- The problem:
Separate out the lines that hold "applications".
[Begin Records for this exercise]
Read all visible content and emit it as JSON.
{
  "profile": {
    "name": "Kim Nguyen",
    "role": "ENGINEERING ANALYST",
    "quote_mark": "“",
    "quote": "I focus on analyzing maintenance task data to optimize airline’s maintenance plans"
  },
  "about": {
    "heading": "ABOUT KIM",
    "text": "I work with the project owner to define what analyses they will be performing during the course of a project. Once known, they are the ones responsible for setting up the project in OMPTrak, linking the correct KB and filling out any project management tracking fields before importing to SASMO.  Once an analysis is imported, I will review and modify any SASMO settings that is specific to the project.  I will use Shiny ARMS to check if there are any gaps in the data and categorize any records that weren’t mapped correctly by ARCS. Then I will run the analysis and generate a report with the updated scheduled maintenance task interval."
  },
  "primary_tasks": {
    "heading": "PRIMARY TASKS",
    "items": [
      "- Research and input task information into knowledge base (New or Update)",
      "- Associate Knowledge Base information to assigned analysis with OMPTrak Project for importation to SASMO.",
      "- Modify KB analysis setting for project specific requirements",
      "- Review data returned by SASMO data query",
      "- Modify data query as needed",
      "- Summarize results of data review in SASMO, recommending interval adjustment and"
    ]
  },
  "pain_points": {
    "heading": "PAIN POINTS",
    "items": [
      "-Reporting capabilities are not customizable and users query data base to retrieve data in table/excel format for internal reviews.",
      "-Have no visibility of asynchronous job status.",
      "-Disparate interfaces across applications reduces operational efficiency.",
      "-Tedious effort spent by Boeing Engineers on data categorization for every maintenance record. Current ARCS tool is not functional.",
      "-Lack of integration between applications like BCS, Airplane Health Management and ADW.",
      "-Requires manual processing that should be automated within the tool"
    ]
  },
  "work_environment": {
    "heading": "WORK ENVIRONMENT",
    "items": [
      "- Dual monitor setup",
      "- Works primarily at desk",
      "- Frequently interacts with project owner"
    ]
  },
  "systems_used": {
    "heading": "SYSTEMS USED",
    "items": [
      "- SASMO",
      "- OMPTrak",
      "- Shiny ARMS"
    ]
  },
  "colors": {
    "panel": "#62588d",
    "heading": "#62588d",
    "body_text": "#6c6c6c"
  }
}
[End Records for this exercise]
- Reply to the task:
      "-Disparate interfaces across applications reduces operational efficiency.",
      "-Lack of integration between applications like BCS, Airplane Health Management and ADW.",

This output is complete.